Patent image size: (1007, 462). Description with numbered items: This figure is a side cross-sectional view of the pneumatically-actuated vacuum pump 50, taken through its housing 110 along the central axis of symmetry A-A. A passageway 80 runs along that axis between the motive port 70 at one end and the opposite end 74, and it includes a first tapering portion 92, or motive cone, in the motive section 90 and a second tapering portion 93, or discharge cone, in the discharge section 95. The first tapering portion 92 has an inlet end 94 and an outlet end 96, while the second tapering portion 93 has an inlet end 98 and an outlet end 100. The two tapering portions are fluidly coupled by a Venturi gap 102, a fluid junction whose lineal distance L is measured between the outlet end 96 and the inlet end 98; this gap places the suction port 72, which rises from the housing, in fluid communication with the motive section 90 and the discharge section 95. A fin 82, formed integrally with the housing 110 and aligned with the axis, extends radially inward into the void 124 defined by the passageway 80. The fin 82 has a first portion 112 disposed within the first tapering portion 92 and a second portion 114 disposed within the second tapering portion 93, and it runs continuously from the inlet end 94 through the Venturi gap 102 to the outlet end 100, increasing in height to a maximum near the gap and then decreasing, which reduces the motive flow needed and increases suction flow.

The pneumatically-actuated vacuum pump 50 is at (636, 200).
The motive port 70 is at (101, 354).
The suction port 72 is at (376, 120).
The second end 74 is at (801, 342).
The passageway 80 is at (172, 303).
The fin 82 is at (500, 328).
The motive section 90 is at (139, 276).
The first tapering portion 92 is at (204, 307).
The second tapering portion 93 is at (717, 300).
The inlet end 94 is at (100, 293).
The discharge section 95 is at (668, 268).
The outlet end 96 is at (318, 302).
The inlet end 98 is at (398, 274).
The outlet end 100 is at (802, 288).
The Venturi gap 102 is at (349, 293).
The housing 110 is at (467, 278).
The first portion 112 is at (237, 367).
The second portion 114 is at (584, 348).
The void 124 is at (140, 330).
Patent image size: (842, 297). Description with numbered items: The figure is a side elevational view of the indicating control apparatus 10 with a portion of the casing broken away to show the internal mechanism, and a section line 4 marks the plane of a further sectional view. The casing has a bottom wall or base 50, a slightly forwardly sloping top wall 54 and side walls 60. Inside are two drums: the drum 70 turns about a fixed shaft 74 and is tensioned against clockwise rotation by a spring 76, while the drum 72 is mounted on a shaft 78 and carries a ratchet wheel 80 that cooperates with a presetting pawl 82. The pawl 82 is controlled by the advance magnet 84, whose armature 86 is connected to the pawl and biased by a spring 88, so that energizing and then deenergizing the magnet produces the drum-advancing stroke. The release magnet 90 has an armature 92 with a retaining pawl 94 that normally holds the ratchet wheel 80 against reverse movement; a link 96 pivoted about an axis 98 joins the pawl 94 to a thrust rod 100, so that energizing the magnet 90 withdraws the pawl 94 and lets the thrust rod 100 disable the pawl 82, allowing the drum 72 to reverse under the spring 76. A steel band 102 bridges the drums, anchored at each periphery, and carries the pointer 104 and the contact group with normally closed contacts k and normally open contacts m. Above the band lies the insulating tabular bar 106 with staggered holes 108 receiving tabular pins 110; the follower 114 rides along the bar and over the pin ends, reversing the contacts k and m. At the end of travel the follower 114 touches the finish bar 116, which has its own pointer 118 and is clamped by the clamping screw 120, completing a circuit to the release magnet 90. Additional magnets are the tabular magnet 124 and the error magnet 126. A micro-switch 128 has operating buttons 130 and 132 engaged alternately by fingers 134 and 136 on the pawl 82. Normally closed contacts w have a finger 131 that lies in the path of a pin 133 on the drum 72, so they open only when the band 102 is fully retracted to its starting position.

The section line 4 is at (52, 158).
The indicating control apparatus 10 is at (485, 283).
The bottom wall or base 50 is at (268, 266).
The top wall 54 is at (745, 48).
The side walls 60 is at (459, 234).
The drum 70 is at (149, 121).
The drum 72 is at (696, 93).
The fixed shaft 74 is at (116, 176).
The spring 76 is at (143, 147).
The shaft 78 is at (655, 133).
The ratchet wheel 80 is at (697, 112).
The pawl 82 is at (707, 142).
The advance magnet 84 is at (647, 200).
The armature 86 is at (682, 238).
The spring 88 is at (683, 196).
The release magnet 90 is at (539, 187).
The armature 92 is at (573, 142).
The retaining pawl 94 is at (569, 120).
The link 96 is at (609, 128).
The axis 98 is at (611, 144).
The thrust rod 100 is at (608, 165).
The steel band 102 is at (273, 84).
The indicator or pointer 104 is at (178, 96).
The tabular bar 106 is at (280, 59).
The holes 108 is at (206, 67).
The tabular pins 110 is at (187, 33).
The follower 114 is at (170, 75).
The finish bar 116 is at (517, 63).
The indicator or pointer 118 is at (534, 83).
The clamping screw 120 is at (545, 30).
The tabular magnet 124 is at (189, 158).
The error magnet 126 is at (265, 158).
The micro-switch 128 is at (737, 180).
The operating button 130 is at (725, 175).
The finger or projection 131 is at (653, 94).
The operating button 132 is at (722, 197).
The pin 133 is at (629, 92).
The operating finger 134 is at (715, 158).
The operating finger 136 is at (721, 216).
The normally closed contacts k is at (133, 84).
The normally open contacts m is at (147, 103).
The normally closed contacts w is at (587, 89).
----
[AIM]
Can you render every line of the items above as a JSON list of strings, one string per line, with the blank lines omitted?

[EXERCISE ANSWER]
[
  "Patent image size: (1007, 462). Description with numbered items: This figure is a side cross-sectional view of the pneumatically-actuated vacuum pump 50, taken through its housing 110 along the central axis of symmetry A-A. A passageway 80 runs along that axis between the motive port 70 at one end and the opposite end 74, and it includes a first tapering portion 92, or motive cone, in the motive section 90 and a second tapering portion 93, or discharge cone, in the discharge section 95. The first tapering portion 92 has an inlet end 94 and an outlet end 96, while the second tapering portion 93 has an inlet end 98 and an outlet end 100. The two tapering portions are fluidly coupled by a Venturi gap 102, a fluid junction whose lineal distance L is measured between the outlet end 96 and the inlet end 98; this gap places the suction port 72, which rises from the housing, in fluid communication with the motive section 90 and the discharge section 95. A fin 82, formed integrally with the housing 110 and aligned with the axis, extends radially inward into the void 124 defined by the passageway 80. The fin 82 has a first portion 112 disposed within the first tapering portion 92 and a second portion 114 disposed within the second tapering portion 93, and it runs continuously from the inlet end 94 through the Venturi gap 102 to the outlet end 100, increasing in height to a maximum near the gap and then decreasing, which reduces the motive flow needed and increases suction flow.",
  "The pneumatically-actuated vacuum pump 50 is at (636, 200).",
  "The motive port 70 is at (101, 354).",
  "The suction port 72 is at (376, 120).",
  "The second end 74 is at (801, 342).",
  "The passageway 80 is at (172, 303).",
  "The fin 82 is at (500, 328).",
  "The motive section 90 is at (139, 276).",
  "The first tapering portion 92 is at (204, 307).",
  "The second tapering portion 93 is at (717, 300).",
  "The inlet end 94 is at (100, 293).",
  "The discharge section 95 is at (668, 268).",
  "The outlet end 96 is at (318, 302).",
  "The inlet end 98 is at (398, 274).",
  "The outlet end 100 is at (802, 288).",
  "The Venturi gap 102 is at (349, 293).",
  "The housing 110 is at (467, 278).",
  "The first portion 112 is at (237, 367).",
  "The second portion 114 is at (584, 348).",
  "The void 124 is at (140, 330).",
  "Patent image size: (842, 297). Description with numbered items: The figure is a side elevational view of the indicating control apparatus 10 with a portion of the casing broken away to show the internal mechanism, and a section line 4 marks the plane of a further sectional view. The casing has a bottom wall or base 50, a slightly forwardly sloping top wall 54 and side walls 60. Inside are two drums: the drum 70 turns about a fixed shaft 74 and is tensioned against clockwise rotation by a spring 76, while the drum 72 is mounted on a shaft 78 and carries a ratchet wheel 80 that cooperates with a presetting pawl 82. The pawl 82 is controlled by the advance magnet 84, whose armature 86 is connected to the pawl and biased by a spring 88, so that energizing and then deenergizing the magnet produces the drum-advancing stroke. The release magnet 90 has an armature 92 with a retaining pawl 94 that normally holds the ratchet wheel 80 against reverse movement; a link 96 pivoted about an axis 98 joins the pawl 94 to a thrust rod 100, so that energizing the magnet 90 withdraws the pawl 94 and lets the thrust rod 100 disable the pawl 82, allowing the drum 72 to reverse under the spring 76. A steel band 102 bridges the drums, anchored at each periphery, and carries the pointer 104 and the contact group with normally closed contacts k and normally open contacts m. Above the band lies the insulating tabular bar 106 with staggered holes 108 receiving tabular pins 110; the follower 114 rides along the bar and over the pin ends, reversing the contacts k and m. At the end of travel the follower 114 touches the finish bar 116, which has its own pointer 118 and is clamped by the clamping screw 120, completing a circuit to the release magnet 90. Additional magnets are the tabular magnet 124 and the error magnet 126. A micro-switch 128 has operating buttons 130 and 132 engaged alternately by fingers 134 and 136 on the pawl 82. Normally closed contacts w have a finger 131 that lies in the path of a pin 133 on the drum 72, so they open only when the band 102 is fully retracted to its starting position.",
  "The section line 4 is at (52, 158).",
  "The indicating control apparatus 10 is at (485, 283).",
  "The bottom wall or base 50 is at (268, 266).",
  "The top wall 54 is at (745, 48).",
  "The side walls 60 is at (459, 234).",
  "The drum 70 is at (149, 121).",
  "The drum 72 is at (696, 93).",
  "The fixed shaft 74 is at (116, 176).",
  "The spring 76 is at (143, 147).",
  "The shaft 78 is at (655, 133).",
  "The ratchet wheel 80 is at (697, 112).",
  "The pawl 82 is at (707, 142).",
  "The advance magnet 84 is at (647, 200).",
  "The armature 86 is at (682, 238).",
  "The spring 88 is at (683, 196).",
  "The release magnet 90 is at (539, 187).",
  "The armature 92 is at (573, 142).",
  "The retaining pawl 94 is at (569, 120).",
  "The link 96 is at (609, 128).",
  "The axis 98 is at (611, 144).",
  "The thrust rod 100 is at (608, 165).",
  "The steel band 102 is at (273, 84).",
  "The indicator or pointer 104 is at (178, 96).",
  "The tabular bar 106 is at (280, 59).",
  "The holes 108 is at (206, 67).",
  "The tabular pins 110 is at (187, 33).",
  "The follower 114 is at (170, 75).",
  "The finish bar 116 is at (517, 63).",
  "The indicator or pointer 118 is at (534, 83).",
  "The clamping screw 120 is at (545, 30).",
  "The tabular magnet 124 is at (189, 158).",
  "The error magnet 126 is at (265, 158).",
  "The micro-switch 128 is at (737, 180).",
  "The operating button 130 is at (725, 175).",
  "The finger or projection 131 is at (653, 94).",
  "The operating button 132 is at (722, 197).",
  "The pin 133 is at (629, 92).",
  "The operating finger 134 is at (715, 158).",
  "The operating finger 136 is at (721, 216).",
  "The normally closed contacts k is at (133, 84).",
  "The normally open contacts m is at (147, 103).",
  "The normally closed contacts w is at (587, 89)."
]